From the entries below, please gather each line containing the string "potential".

--*--

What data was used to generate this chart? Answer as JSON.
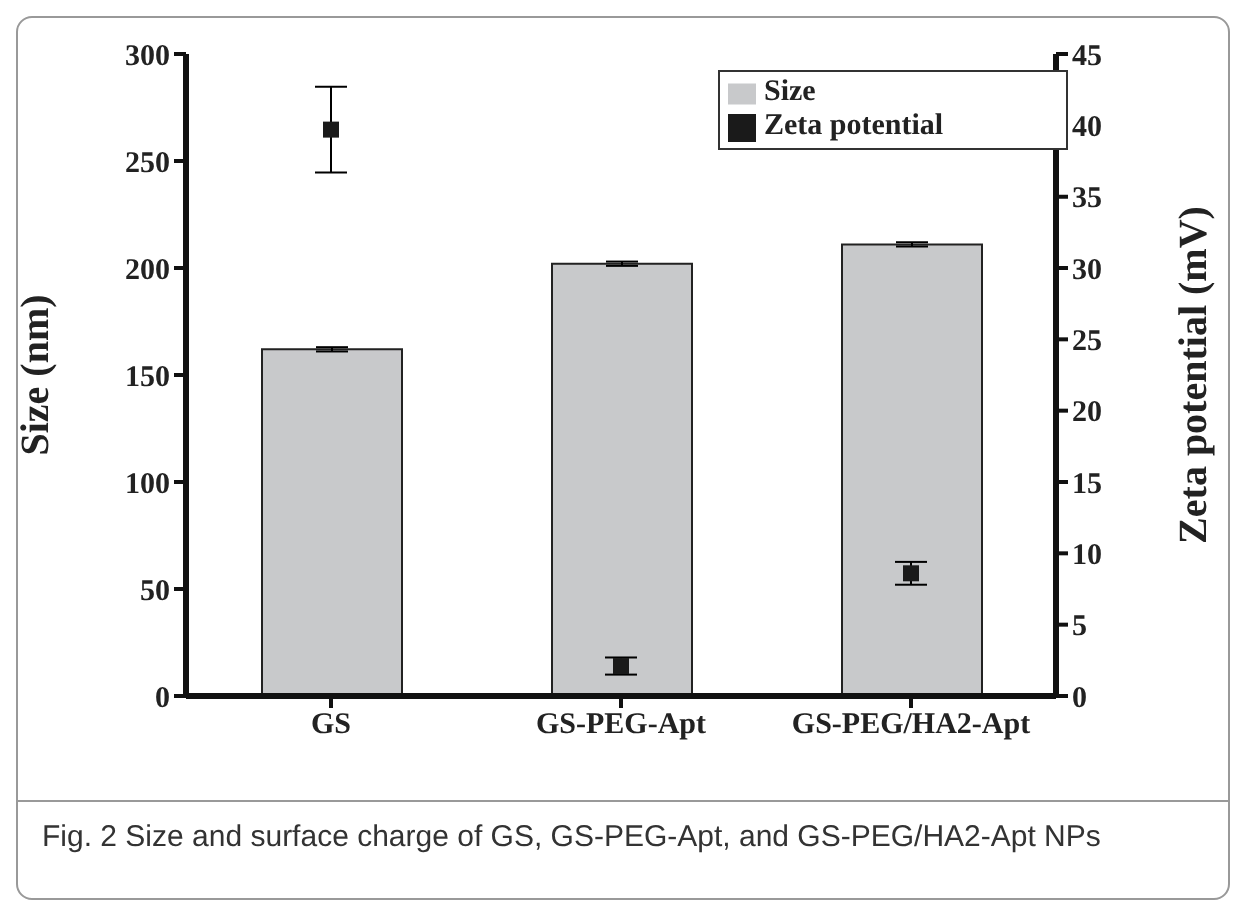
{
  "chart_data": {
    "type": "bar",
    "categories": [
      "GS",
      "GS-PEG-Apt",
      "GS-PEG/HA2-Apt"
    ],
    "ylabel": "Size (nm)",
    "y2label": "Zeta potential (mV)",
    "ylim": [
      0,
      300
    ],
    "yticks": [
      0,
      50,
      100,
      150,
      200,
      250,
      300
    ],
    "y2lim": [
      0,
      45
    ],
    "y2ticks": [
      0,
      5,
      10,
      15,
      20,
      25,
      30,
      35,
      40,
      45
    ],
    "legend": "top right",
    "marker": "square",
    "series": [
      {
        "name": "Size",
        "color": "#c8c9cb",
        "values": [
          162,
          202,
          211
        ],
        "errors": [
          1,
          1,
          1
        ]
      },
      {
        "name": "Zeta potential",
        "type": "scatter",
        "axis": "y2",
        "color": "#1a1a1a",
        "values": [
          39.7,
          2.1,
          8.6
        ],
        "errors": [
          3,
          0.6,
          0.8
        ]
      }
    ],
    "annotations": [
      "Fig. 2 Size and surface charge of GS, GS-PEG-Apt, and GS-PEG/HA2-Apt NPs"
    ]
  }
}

--*--

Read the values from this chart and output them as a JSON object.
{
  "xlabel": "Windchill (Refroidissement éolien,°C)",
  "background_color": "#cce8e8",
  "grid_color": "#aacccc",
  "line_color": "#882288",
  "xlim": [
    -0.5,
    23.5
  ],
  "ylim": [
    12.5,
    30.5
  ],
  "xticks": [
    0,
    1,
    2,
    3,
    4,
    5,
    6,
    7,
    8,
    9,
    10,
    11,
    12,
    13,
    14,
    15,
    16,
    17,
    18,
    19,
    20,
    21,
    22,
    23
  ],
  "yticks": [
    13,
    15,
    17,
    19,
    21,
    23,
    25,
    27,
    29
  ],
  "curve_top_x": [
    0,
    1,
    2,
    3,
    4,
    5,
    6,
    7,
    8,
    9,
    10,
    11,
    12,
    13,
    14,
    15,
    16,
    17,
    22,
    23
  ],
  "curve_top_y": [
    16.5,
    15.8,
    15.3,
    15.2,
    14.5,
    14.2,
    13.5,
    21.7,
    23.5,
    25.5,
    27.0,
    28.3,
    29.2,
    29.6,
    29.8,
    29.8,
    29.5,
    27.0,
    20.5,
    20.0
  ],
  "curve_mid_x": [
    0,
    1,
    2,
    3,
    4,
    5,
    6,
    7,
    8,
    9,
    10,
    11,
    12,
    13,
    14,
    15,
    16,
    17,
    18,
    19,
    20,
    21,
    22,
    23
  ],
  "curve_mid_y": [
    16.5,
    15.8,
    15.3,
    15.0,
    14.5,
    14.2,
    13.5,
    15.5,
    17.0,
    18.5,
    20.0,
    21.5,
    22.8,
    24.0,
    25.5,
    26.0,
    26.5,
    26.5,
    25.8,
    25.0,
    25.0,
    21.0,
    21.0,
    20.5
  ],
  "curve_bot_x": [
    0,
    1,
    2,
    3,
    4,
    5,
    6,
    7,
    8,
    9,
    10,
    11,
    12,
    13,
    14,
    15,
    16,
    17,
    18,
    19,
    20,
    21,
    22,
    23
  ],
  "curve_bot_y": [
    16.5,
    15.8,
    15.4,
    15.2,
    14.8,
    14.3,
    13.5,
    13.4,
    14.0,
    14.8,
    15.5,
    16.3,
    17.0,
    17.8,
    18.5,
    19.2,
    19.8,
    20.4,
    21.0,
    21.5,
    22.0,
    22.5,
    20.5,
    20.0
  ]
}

--*--

#### THE RESULT:
    "y2label": "Zeta potential (mV)",
        "name": "Zeta potential",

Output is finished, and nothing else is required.